Request 1:
In the post on service modeling, swap "reusable services" for "shared services" and write out the passage starting at "Sunday, September 12, 2010" and ending at "what this entails.".
Request 2:
Finish out the next part of the post on service modeling, picking up after its last sentence.

The 12 Step Program to End Your Legacy API Addiction Thomas Erl has documented a process for building a web service inventory that is quite similar to the FBI process. Erl’s process adds a technology architecture definition phase, which allows for the technology environment to influence the inventory blueprint. For example, if you are using an enterprise service bus, you will probably not need to build your own utility services for logging or intermediate routing. Erl also lists a service-oriented analysis phase that highlights the 12-step process of applying the principles of service orientation to modeling your services. Erl depicts the modeling of a service inventory as an iterative process: model a business process, define the relevant technology architecture, define the service inventory blueprint, analyze the services, then model another business process, rinse and repeat. (Astute readers will note that Erl’s diagram, restricted to analysis and modeling process, does not include the implementation phase that concludes the FBI service development methodology.) The service-oriented analysis phase is where you find the 12 steps that will free you from your legacy API addiction. In a nutshell, you - identify the steps in the process that need services;
- identify the different types of services (agnostic entity services, service compositions, and utility services) that are required;
- apply service-orientation principles; and
- normalize the inventory into cohesive service models.
Rather than discuss each of the 12 steps individually, I will close by simply referring my readers to Erl’s explanation.
Sunday, September 12, 2010
In Part 1, I introduced Thomas Erl's notion of adopting the reusability analysis practices of ISVs when modeling reusable services. Today we look at what this entails.
First, let's take a look at what happens to software that's supposed to be reusable if you do *not* perform reusability analysis. When my employer was launching its first enterprise product a few years ago, we allowed our first few customers to dictate the details of many features. This practice had a certain logic to it: we needed customer feedback as to what the product features should look like, and we needed to sell some software to interested customers. So inviting a potential customer to help design the features they wanted (provided they would sign the contract) looked to be a win-win proposition. What we have discovered in the intervening years, however, is that a few of the early customer-designed features don't make sense for the rest of the customers who have since joined our happy family of users. And a couple of features don't even make sense for the customer(s) who originally requested them!

Data shown:
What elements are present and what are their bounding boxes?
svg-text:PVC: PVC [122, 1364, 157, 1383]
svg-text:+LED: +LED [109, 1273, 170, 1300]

Final answer 1:
Sunday, September 12, 2010
In Part 1, I introduced Thomas Erl's notion of adopting the reusability analysis practices of ISVs when modeling shared services. Today we look at what this entails.

Final answer 2:
The root problem in these situations was that we did not have enough subject matter expert involvement, and not enough enough attention given to implementing the feature generically (i.e., in a way that could be used by many customers). Sure, we would have had to provide a little extra customization code so that the initial customer could have what they wanted (on top of a generic implementation). Unfortunately, designing the feature for the peculiar needs of a specific customer was tantamount to putting their customization code into the code base for everyone else--not a good idea. And now that the customer-specific code is in there and part of the API, it's hard to extract.
I'm not knocking the overall feature set of our product, by the way. It provides a lot of value for non-profit organizations, and is for the most part implemented generically enough to avoid putting our customers in awkward situations. I'm just saying we made a few mistakes along the way, that's all.
Now let's apply this lesson to enterprise SOA: do not throw the task of modeling and designing a reusable service over the proverbial fence to the first department in the enterprise that needs the service. That department may very well drive the service design towards meeting its peculiar needs and computing environment, much as some of my employer's customers drove our enterprise CRM product in the occasionally odd direction. And then you'll have a service that's hard to reuse. Erl mentions the importance of getting subject matter experts (SMEs) and technology experts involved in modeling services to avoid this danger, and I heartily concur.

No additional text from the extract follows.